_EXERCISE_.
Copy the data below exactly, line for line, but leave out the pictures.

_EXTRACTED ENTRIES_.
----

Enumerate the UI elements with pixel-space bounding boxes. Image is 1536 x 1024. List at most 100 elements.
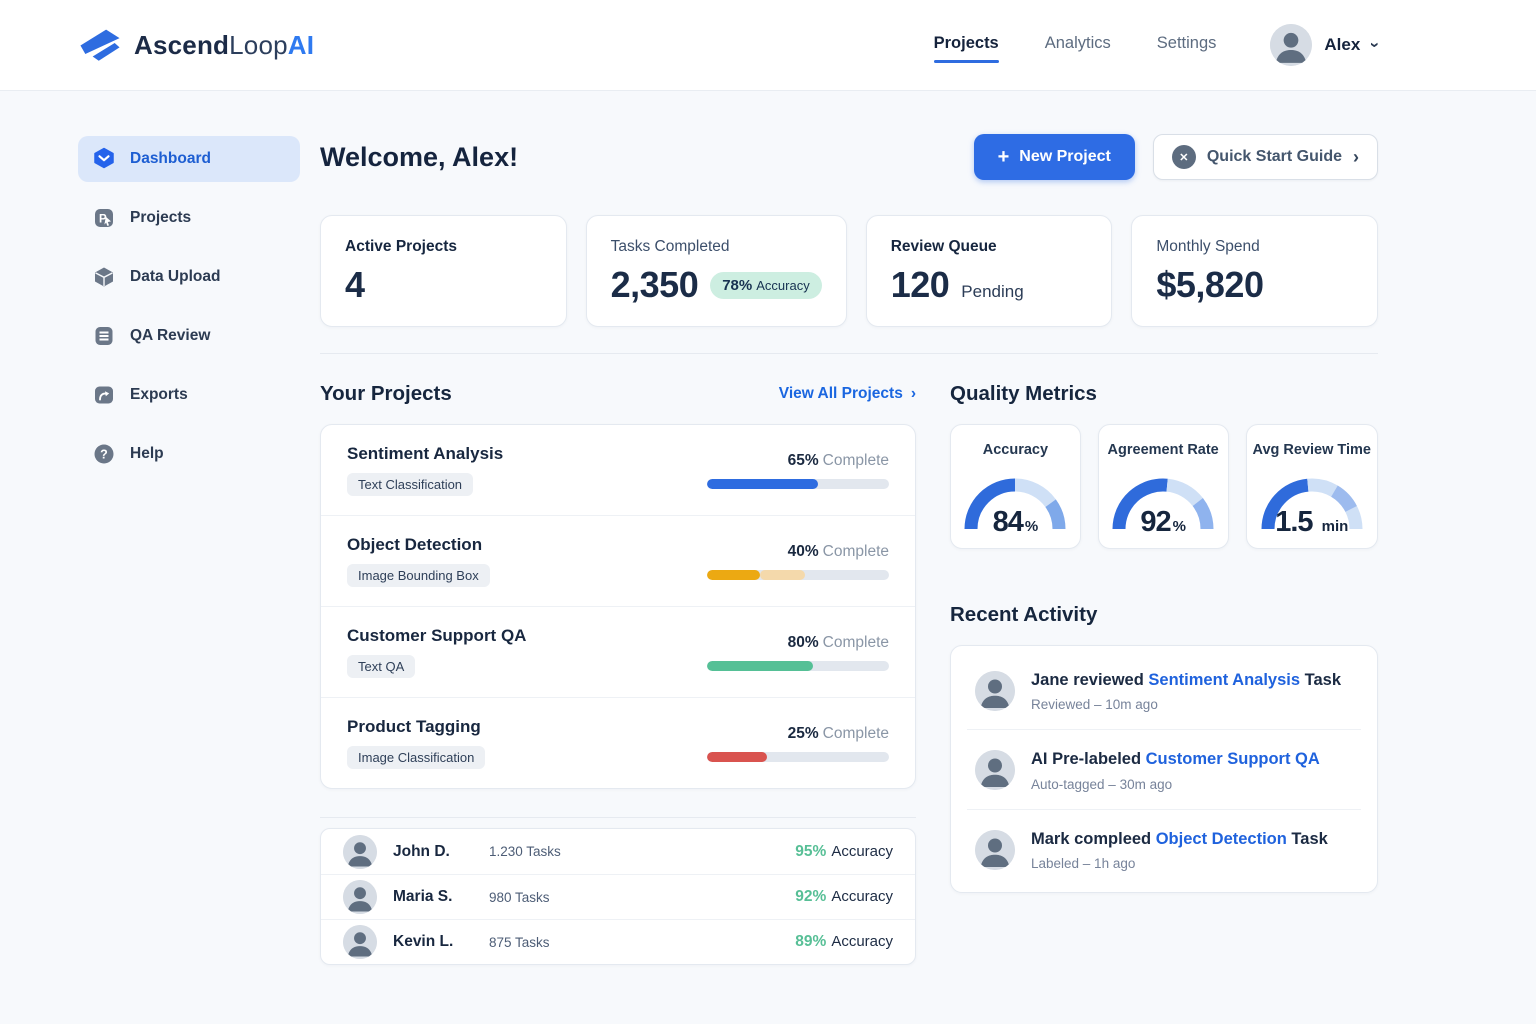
stat-value: 4: [345, 264, 365, 306]
stat-cards: Active Projects 4 Tasks Completed 2,350 …: [320, 215, 1378, 327]
accuracy-suffix: Accuracy: [831, 843, 893, 860]
help-icon: ?: [92, 442, 116, 466]
team-list-card: John D. 1.230 Tasks 95% Accuracy Maria S.…: [320, 828, 916, 965]
team-divider: [320, 817, 916, 818]
nav-tab-projects[interactable]: Projects: [934, 34, 999, 57]
sidebar-item-label: QA Review: [130, 327, 210, 345]
activity-text: AI Pre-labeled Customer Support QA: [1031, 748, 1320, 770]
member-tasks: 1.230 Tasks: [489, 844, 561, 859]
member-tasks: 980 Tasks: [489, 890, 550, 905]
sidebar-item-data-upload[interactable]: Data Upload: [78, 254, 300, 300]
sidebar-item-label: Exports: [130, 386, 188, 404]
recent-activity-card: Jane reviewed Sentiment Analysis Task Re…: [950, 645, 1378, 893]
brand-logo: AscendLoopAI: [78, 27, 314, 64]
accuracy-badge: 78%Accuracy: [710, 272, 822, 299]
project-name: Customer Support QA: [347, 626, 707, 646]
nav-tab-analytics[interactable]: Analytics: [1045, 34, 1111, 57]
member-name: Maria S.: [393, 888, 481, 906]
stat-suffix: Pending: [961, 282, 1023, 302]
header-actions: + New Project ✕ Quick Start Guide ›: [974, 134, 1378, 180]
nav-tab-settings[interactable]: Settings: [1157, 34, 1217, 57]
gauge-card-agreement-rate: Agreement Rate 92%: [1098, 424, 1229, 549]
section-title: Recent Activity: [950, 603, 1097, 627]
team-row[interactable]: John D. 1.230 Tasks 95% Accuracy: [321, 829, 915, 874]
sidebar-item-dashboard[interactable]: Dashboard: [78, 136, 300, 182]
sidebar-item-help[interactable]: ? Help: [78, 431, 300, 477]
section-title: Your Projects: [320, 382, 452, 406]
brand-logo-icon: [78, 27, 122, 64]
stat-label: Review Queue: [891, 238, 1088, 256]
brand-name-part2: Loop: [229, 30, 288, 60]
member-tasks: 875 Tasks: [489, 935, 550, 950]
chevron-down-icon: ›: [1365, 42, 1385, 48]
member-avatar: [343, 835, 377, 869]
activity-project-link[interactable]: Object Detection: [1156, 830, 1287, 848]
chevron-right-icon: ›: [1353, 147, 1359, 168]
top-bar: AscendLoopAI Projects Analytics Settings…: [0, 0, 1536, 91]
recent-activity-header: Recent Activity: [950, 603, 1378, 627]
project-row-object-detection[interactable]: Object Detection Image Bounding Box 40%C…: [321, 515, 915, 606]
activity-avatar: [975, 830, 1015, 870]
stat-value: $5,820: [1156, 264, 1263, 306]
member-avatar: [343, 925, 377, 959]
progress-suffix: Complete: [823, 725, 889, 742]
dashboard-icon: [92, 147, 116, 171]
progress-bar: [707, 479, 889, 489]
gauge-value: 84%: [957, 506, 1074, 539]
user-menu[interactable]: Alex ›: [1270, 24, 1378, 66]
activity-row[interactable]: Mark compleed Object Detection Task Labe…: [951, 809, 1377, 888]
member-name: Kevin L.: [393, 933, 481, 951]
activity-text: Mark compleed Object Detection Task: [1031, 828, 1328, 850]
progress-percent: 80%: [788, 634, 819, 651]
stat-value: 2,350: [611, 264, 699, 306]
quick-start-label: Quick Start Guide: [1207, 148, 1342, 166]
stat-card-monthly-spend: Monthly Spend $5,820: [1131, 215, 1378, 327]
accuracy-value: 89%: [795, 933, 826, 950]
project-progress: 25%Complete: [707, 725, 889, 762]
progress-bar: [707, 661, 889, 671]
dismiss-circle-icon: ✕: [1172, 145, 1196, 169]
new-project-button[interactable]: + New Project: [974, 134, 1135, 180]
stat-label: Active Projects: [345, 238, 542, 256]
plus-icon: +: [998, 147, 1010, 167]
sidebar-item-exports[interactable]: Exports: [78, 372, 300, 418]
activity-project-link[interactable]: Customer Support QA: [1146, 750, 1320, 768]
user-name: Alex: [1324, 35, 1360, 55]
project-row-sentiment-analysis[interactable]: Sentiment Analysis Text Classification 6…: [321, 425, 915, 515]
activity-meta: Auto-tagged – 30m ago: [1031, 777, 1320, 792]
brand-name: AscendLoopAI: [134, 30, 314, 61]
view-all-label: View All Projects: [779, 385, 903, 403]
activity-row[interactable]: AI Pre-labeled Customer Support QA Auto-…: [951, 729, 1377, 808]
section-divider: [320, 353, 1378, 354]
project-row-customer-support-qa[interactable]: Customer Support QA Text QA 80%Complete: [321, 606, 915, 697]
team-row[interactable]: Maria S. 980 Tasks 92%Accuracy: [321, 874, 915, 919]
progress-percent: 40%: [788, 543, 819, 560]
badge-label: Accuracy: [756, 278, 809, 293]
sidebar-item-label: Help: [130, 445, 164, 463]
accuracy-value: 95%: [795, 843, 826, 860]
gauge-value: 1.5 min: [1253, 506, 1371, 539]
stat-value: 120: [891, 264, 950, 306]
sidebar-item-qa-review[interactable]: QA Review: [78, 313, 300, 359]
view-all-projects-link[interactable]: View All Projects ›: [779, 385, 916, 403]
quick-start-guide-button[interactable]: ✕ Quick Start Guide ›: [1153, 134, 1378, 180]
activity-text: Jane reviewed Sentiment Analysis Task: [1031, 669, 1341, 691]
team-row[interactable]: Kevin L. 875 Tasks 89%Accuracy: [321, 919, 915, 964]
progress-percent: 25%: [788, 725, 819, 742]
stat-card-tasks-completed: Tasks Completed 2,350 78%Accuracy: [586, 215, 847, 327]
project-tag: Image Classification: [347, 746, 485, 769]
member-name: John D.: [393, 843, 481, 861]
member-avatar: [343, 880, 377, 914]
chevron-right-icon: ›: [911, 385, 916, 403]
sidebar-item-projects[interactable]: P Projects: [78, 195, 300, 241]
gauge-card-avg-review-time: Avg Review Time 1.5 min: [1246, 424, 1378, 549]
activity-meta: Labeled – 1h ago: [1031, 856, 1328, 871]
gauge-label: Avg Review Time: [1253, 442, 1371, 458]
sidebar-item-label: Data Upload: [130, 268, 220, 286]
project-name: Object Detection: [347, 535, 707, 555]
activity-row[interactable]: Jane reviewed Sentiment Analysis Task Re…: [951, 650, 1377, 729]
project-row-product-tagging[interactable]: Product Tagging Image Classification 25%…: [321, 697, 915, 788]
activity-project-link[interactable]: Sentiment Analysis: [1148, 671, 1300, 689]
qa-review-icon: [92, 324, 116, 348]
stat-card-review-queue: Review Queue 120 Pending: [866, 215, 1113, 327]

----

_ANSWER TO THE TASK_.
Enumerate the UI elements with pixel-space bounding boxes. Image is 1536 x 1024. List at most 100 elements.
stat-value: 4: [345, 264, 365, 306]
stat-cards: Active Projects 4 Tasks Completed 2,350 …: [320, 215, 1378, 327]
accuracy-suffix: Accuracy: [831, 843, 893, 860]
help-icon: ?: [92, 442, 116, 466]
team-list-card: John D. 1.230 Tasks 95% Accuracy Maria S.…: [320, 828, 916, 965]
team-divider: [320, 817, 916, 818]
nav-tab-projects[interactable]: Projects: [934, 34, 999, 57]
sidebar-item-label: QA Review: [130, 327, 210, 345]
activity-text: AI Pre-labeled Customer Support QA: [1031, 748, 1320, 770]
member-tasks: 1.230 Tasks: [489, 844, 561, 859]
member-tasks: 980 Tasks: [489, 890, 550, 905]
sidebar-item-data-upload[interactable]: Data Upload: [78, 254, 300, 300]
sidebar-item-label: Exports: [130, 386, 188, 404]
recent-activity-card: Jane reviewed Sentiment Analysis Task Re…: [950, 645, 1378, 893]
brand-logo: AscendLoopAI: [78, 27, 314, 64]
accuracy-badge: 78%Accuracy: [710, 272, 822, 299]
project-name: Customer Support QA: [347, 626, 707, 646]
nav-tab-analytics[interactable]: Analytics: [1045, 34, 1111, 57]
member-name: Maria S.: [393, 888, 481, 906]
stat-suffix: Pending: [961, 282, 1023, 302]
header-actions: + New Project ✕ Quick Start Guide ›: [974, 134, 1378, 180]
nav-tab-settings[interactable]: Settings: [1157, 34, 1217, 57]
gauge-card-agreement-rate: Agreement Rate 92%: [1098, 424, 1229, 549]
section-title: Recent Activity: [950, 603, 1097, 627]
team-row[interactable]: John D. 1.230 Tasks 95% Accuracy: [321, 829, 915, 874]
sidebar-item-dashboard[interactable]: Dashboard: [78, 136, 300, 182]
sidebar-item-help[interactable]: ? Help: [78, 431, 300, 477]
section-title: Your Projects: [320, 382, 452, 406]
brand-logo-icon: [78, 27, 122, 64]
stat-label: Review Queue: [891, 238, 1088, 256]
brand-name-part2: Loop: [229, 30, 288, 60]
member-tasks: 875 Tasks: [489, 935, 550, 950]
chevron-down-icon: ›: [1365, 42, 1385, 48]
member-avatar: [343, 835, 377, 869]
activity-project-link[interactable]: Object Detection: [1156, 830, 1287, 848]
chevron-right-icon: ›: [1353, 147, 1359, 168]
top-bar: AscendLoopAI Projects Analytics Settings…: [0, 0, 1536, 91]
recent-activity-header: Recent Activity: [950, 603, 1378, 627]
project-row-object-detection[interactable]: Object Detection Image Bounding Box 40%C…: [321, 515, 915, 606]
activity-avatar: [975, 830, 1015, 870]
stat-value: $5,820: [1156, 264, 1263, 306]
member-avatar: [343, 925, 377, 959]
progress-suffix: Complete: [823, 725, 889, 742]
dashboard-icon: [92, 147, 116, 171]
progress-bar: [707, 479, 889, 489]
gauge-value: 84%: [957, 506, 1074, 539]
user-menu[interactable]: Alex ›: [1270, 24, 1378, 66]
activity-row[interactable]: Mark compleed Object Detection Task Labe…: [951, 809, 1377, 888]
member-name: Kevin L.: [393, 933, 481, 951]
activity-text: Mark compleed Object Detection Task: [1031, 828, 1328, 850]
progress-percent: 80%: [788, 634, 819, 651]
stat-value: 2,350: [611, 264, 699, 306]
quick-start-label: Quick Start Guide: [1207, 148, 1342, 166]
stat-card-monthly-spend: Monthly Spend $5,820: [1131, 215, 1378, 327]
accuracy-value: 89%: [795, 933, 826, 950]
project-progress: 25%Complete: [707, 725, 889, 762]
progress-bar: [707, 661, 889, 671]
dismiss-circle-icon: ✕: [1172, 145, 1196, 169]
new-project-button[interactable]: + New Project: [974, 134, 1135, 180]
stat-label: Active Projects: [345, 238, 542, 256]
plus-icon: +: [998, 147, 1010, 167]
sidebar-item-exports[interactable]: Exports: [78, 372, 300, 418]
activity-project-link[interactable]: Customer Support QA: [1146, 750, 1320, 768]
user-name: Alex: [1324, 35, 1360, 55]
project-row-sentiment-analysis[interactable]: Sentiment Analysis Text Classification 6…: [321, 425, 915, 515]
activity-meta: Auto-tagged – 30m ago: [1031, 777, 1320, 792]
brand-name: AscendLoopAI: [134, 30, 314, 61]
view-all-label: View All Projects: [779, 385, 903, 403]
activity-row[interactable]: AI Pre-labeled Customer Support QA Auto-…: [951, 729, 1377, 808]
section-divider: [320, 353, 1378, 354]
project-row-customer-support-qa[interactable]: Customer Support QA Text QA 80%Complete: [321, 606, 915, 697]
team-row[interactable]: Maria S. 980 Tasks 92%Accuracy: [321, 874, 915, 919]
progress-percent: 40%: [788, 543, 819, 560]
badge-label: Accuracy: [756, 278, 809, 293]
sidebar-item-label: Help: [130, 445, 164, 463]
accuracy-value: 95%: [795, 843, 826, 860]
gauge-value: 1.5 min: [1253, 506, 1371, 539]
stat-value: 120: [891, 264, 950, 306]
sidebar-item-qa-review[interactable]: QA Review: [78, 313, 300, 359]
view-all-projects-link[interactable]: View All Projects ›: [779, 385, 916, 403]
quick-start-guide-button[interactable]: ✕ Quick Start Guide ›: [1153, 134, 1378, 180]
activity-text: Jane reviewed Sentiment Analysis Task: [1031, 669, 1341, 691]
team-row[interactable]: Kevin L. 875 Tasks 89%Accuracy: [321, 919, 915, 964]
progress-percent: 25%: [788, 725, 819, 742]
stat-card-tasks-completed: Tasks Completed 2,350 78%Accuracy: [586, 215, 847, 327]
project-tag: Image Classification: [347, 746, 485, 769]
member-name: John D.: [393, 843, 481, 861]
member-avatar: [343, 880, 377, 914]
chevron-right-icon: ›: [911, 385, 916, 403]
sidebar-item-projects[interactable]: P Projects: [78, 195, 300, 241]
gauge-card-avg-review-time: Avg Review Time 1.5 min: [1246, 424, 1378, 549]
activity-meta: Labeled – 1h ago: [1031, 856, 1328, 871]
gauge-label: Avg Review Time: [1253, 442, 1371, 458]
sidebar-item-label: Data Upload: [130, 268, 220, 286]
project-name: Object Detection: [347, 535, 707, 555]
activity-row[interactable]: Jane reviewed Sentiment Analysis Task Re…: [951, 650, 1377, 729]
project-row-product-tagging[interactable]: Product Tagging Image Classification 25%…: [321, 697, 915, 788]
activity-project-link[interactable]: Sentiment Analysis: [1148, 671, 1300, 689]
qa-review-icon: [92, 324, 116, 348]
stat-card-review-queue: Review Queue 120 Pending: [866, 215, 1113, 327]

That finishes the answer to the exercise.